Work required: Scan the lines below; pull out those with "thải".

Start Extracted material

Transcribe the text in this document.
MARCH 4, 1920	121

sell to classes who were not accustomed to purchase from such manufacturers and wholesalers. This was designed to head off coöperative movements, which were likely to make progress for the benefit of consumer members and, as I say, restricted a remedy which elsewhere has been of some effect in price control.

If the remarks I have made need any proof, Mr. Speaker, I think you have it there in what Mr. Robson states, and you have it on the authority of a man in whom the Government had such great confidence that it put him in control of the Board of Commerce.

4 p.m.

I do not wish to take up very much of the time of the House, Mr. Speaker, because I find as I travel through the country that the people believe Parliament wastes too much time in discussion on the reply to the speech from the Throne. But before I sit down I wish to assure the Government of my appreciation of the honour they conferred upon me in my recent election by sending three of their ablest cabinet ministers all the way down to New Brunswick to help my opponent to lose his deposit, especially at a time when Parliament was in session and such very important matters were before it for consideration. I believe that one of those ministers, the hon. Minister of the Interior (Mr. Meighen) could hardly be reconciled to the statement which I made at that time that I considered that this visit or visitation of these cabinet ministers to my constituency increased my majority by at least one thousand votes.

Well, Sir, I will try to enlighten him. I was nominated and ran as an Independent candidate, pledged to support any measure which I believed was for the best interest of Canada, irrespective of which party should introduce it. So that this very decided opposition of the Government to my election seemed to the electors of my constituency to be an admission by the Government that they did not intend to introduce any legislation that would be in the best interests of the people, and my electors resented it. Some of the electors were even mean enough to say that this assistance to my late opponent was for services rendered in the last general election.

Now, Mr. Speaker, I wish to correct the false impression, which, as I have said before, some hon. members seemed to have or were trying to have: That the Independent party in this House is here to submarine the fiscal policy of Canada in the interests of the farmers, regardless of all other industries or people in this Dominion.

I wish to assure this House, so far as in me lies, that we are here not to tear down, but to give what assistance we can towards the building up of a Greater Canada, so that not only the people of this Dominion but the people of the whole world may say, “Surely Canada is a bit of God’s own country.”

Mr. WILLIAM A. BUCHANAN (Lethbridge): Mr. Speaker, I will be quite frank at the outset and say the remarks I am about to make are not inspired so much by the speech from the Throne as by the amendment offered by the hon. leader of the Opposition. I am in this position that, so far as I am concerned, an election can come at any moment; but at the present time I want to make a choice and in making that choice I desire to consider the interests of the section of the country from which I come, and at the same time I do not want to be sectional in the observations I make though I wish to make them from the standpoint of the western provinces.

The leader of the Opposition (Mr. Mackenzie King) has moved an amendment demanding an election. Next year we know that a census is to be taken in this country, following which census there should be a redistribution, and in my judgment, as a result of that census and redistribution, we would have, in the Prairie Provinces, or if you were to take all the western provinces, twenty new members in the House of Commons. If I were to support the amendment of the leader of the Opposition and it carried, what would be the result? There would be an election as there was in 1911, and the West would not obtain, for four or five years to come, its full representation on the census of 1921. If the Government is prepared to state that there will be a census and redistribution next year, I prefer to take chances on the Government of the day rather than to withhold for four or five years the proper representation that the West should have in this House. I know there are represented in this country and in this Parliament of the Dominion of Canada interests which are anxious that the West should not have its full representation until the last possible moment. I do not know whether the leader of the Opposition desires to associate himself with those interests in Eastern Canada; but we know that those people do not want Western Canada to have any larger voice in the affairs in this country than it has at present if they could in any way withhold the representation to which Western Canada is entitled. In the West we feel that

End Extracted material
Start Extracted material

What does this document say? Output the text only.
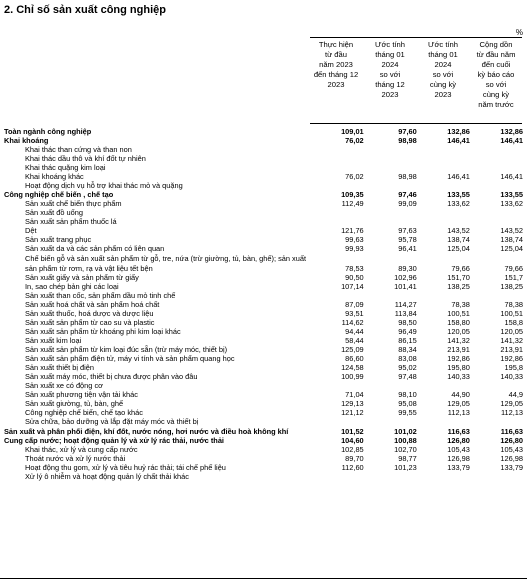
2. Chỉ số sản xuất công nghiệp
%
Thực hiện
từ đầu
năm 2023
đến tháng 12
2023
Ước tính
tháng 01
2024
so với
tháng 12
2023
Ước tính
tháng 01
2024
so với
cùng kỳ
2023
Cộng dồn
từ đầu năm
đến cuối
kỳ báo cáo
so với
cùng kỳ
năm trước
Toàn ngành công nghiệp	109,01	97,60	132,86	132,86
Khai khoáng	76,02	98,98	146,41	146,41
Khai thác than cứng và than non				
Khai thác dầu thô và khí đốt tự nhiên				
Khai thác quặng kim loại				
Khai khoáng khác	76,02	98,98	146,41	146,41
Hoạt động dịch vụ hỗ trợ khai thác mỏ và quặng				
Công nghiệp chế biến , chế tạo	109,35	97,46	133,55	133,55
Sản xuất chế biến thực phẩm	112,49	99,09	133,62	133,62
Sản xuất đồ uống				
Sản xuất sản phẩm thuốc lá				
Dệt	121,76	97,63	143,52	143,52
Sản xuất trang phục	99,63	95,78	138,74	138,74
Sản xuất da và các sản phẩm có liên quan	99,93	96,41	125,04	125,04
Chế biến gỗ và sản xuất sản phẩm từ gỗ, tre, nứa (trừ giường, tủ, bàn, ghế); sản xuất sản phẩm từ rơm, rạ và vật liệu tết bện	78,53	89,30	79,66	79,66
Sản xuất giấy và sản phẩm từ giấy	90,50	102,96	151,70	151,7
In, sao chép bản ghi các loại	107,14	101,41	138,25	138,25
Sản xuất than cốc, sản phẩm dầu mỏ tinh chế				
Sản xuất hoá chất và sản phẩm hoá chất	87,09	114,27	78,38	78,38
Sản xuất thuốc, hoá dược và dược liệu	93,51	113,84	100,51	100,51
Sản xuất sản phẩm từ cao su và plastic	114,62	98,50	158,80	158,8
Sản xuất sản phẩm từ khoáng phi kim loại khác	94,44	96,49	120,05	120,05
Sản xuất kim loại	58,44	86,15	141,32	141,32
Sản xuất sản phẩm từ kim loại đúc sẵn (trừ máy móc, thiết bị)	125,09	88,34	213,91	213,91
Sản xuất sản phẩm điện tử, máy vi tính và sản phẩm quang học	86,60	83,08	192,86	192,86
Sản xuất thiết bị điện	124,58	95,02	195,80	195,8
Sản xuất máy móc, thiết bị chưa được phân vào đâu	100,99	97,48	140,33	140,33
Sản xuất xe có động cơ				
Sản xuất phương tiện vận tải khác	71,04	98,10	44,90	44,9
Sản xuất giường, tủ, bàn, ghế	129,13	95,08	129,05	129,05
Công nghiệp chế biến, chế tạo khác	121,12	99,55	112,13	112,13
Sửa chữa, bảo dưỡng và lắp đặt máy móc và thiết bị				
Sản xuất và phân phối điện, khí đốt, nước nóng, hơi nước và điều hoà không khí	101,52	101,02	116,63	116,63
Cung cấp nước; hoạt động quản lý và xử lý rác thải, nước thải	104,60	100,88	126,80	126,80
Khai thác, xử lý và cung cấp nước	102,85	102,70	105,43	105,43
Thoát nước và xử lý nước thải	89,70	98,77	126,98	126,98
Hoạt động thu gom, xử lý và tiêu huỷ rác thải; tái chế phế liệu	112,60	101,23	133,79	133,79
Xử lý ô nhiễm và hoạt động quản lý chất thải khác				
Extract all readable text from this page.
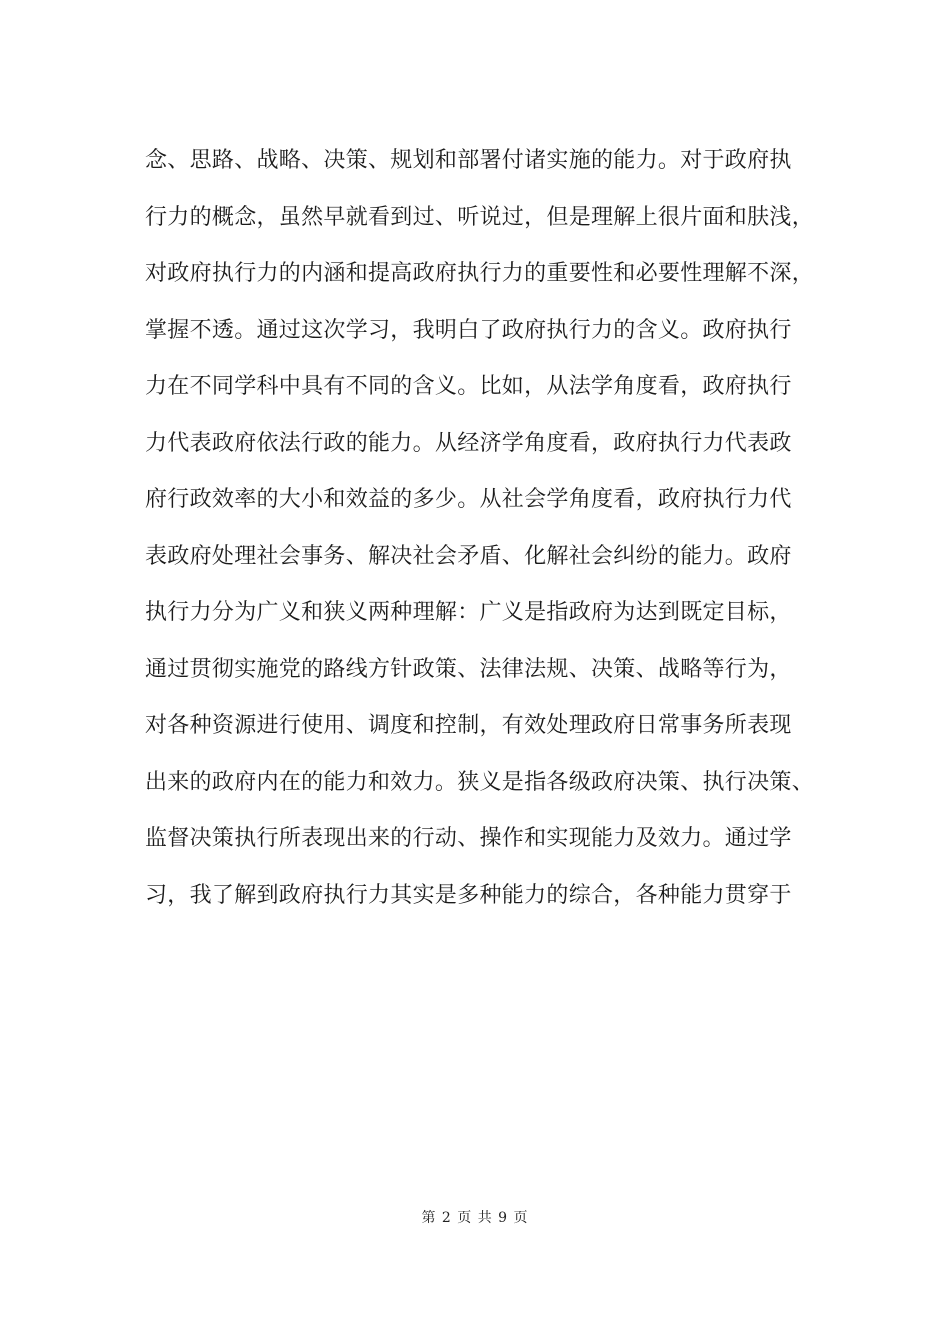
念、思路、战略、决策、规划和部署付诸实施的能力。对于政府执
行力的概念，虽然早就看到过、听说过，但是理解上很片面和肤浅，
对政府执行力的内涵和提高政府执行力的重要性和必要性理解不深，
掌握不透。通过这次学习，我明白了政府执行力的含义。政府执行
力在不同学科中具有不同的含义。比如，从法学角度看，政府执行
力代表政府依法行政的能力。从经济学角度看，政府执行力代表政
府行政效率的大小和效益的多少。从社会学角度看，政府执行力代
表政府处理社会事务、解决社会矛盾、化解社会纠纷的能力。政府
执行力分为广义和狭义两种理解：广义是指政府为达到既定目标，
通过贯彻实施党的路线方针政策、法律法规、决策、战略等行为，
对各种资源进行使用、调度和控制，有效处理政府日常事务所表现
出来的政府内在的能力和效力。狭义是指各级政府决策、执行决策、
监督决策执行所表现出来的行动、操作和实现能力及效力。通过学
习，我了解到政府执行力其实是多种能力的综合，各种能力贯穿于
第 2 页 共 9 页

End Extracted material

Written solution:
Cung cấp nước; hoạt động quản lý và xử lý rác thải, nước thải	104,60	100,88	126,80	126,80
Thoát nước và xử lý nước thải	89,70	98,77	126,98	126,98
Hoạt động thu gom, xử lý và tiêu huỷ rác thải; tái chế phế liệu	112,60	101,23	133,79	133,79
Xử lý ô nhiễm và hoạt động quản lý chất thải khác				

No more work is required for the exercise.